_WHAT THE EXERCISE ASKS_
Return a copy of each line that holds the string "sprzedanego".
----- INPUT
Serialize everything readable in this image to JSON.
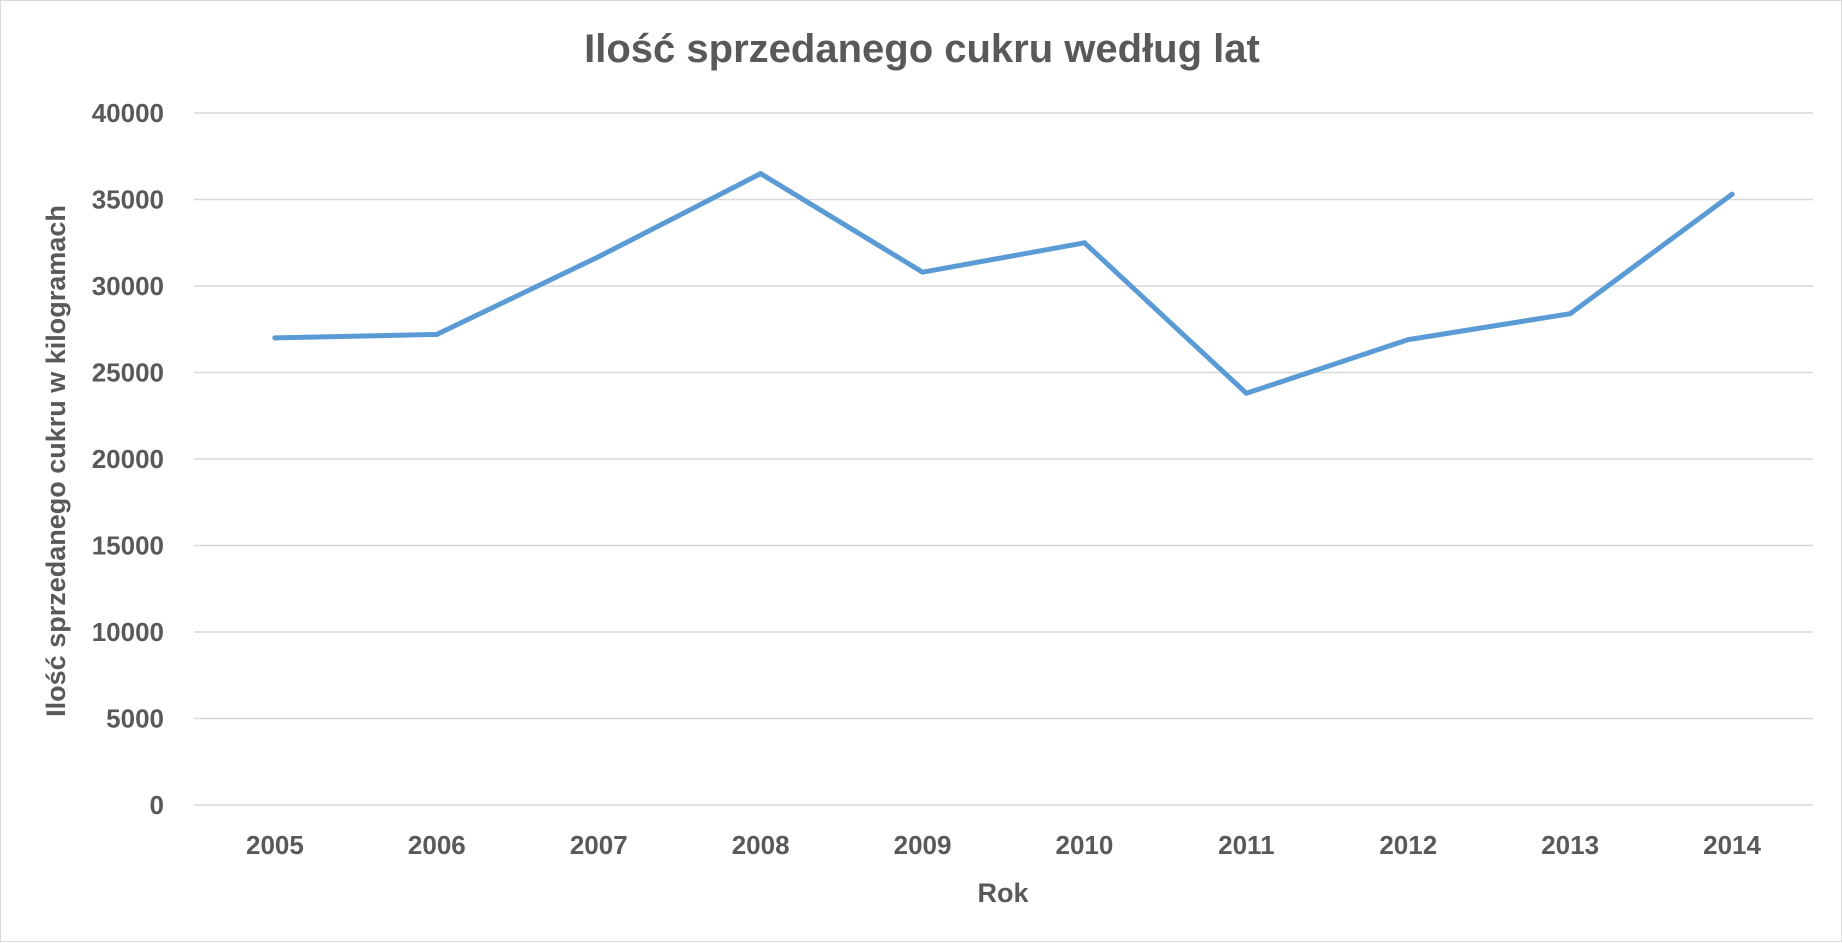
{
  "colors": {
    "series": "#5b9bd5",
    "gridline": "#d9d9d9",
    "text": "#595959"
  },
  "chart_data": {
    "type": "line",
    "title": "Ilość sprzedanego cukru według lat",
    "xlabel": "Rok",
    "ylabel": "Ilość sprzedanego cukru w kilogramach",
    "categories": [
      "2005",
      "2006",
      "2007",
      "2008",
      "2009",
      "2010",
      "2011",
      "2012",
      "2013",
      "2014"
    ],
    "series": [
      {
        "values": [
          27000,
          27200,
          31700,
          36500,
          30800,
          32500,
          23800,
          26900,
          28400,
          35300
        ]
      }
    ],
    "ylim": [
      0,
      40000
    ],
    "yticks": [
      "0",
      "5000",
      "10000",
      "15000",
      "20000",
      "25000",
      "30000",
      "35000",
      "40000"
    ],
    "grid": true,
    "legend": "none"
  }
}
----------
_TASK RESPONSE_
    "title": "Ilość sprzedanego cukru według lat",
    "ylabel": "Ilość sprzedanego cukru w kilogramach",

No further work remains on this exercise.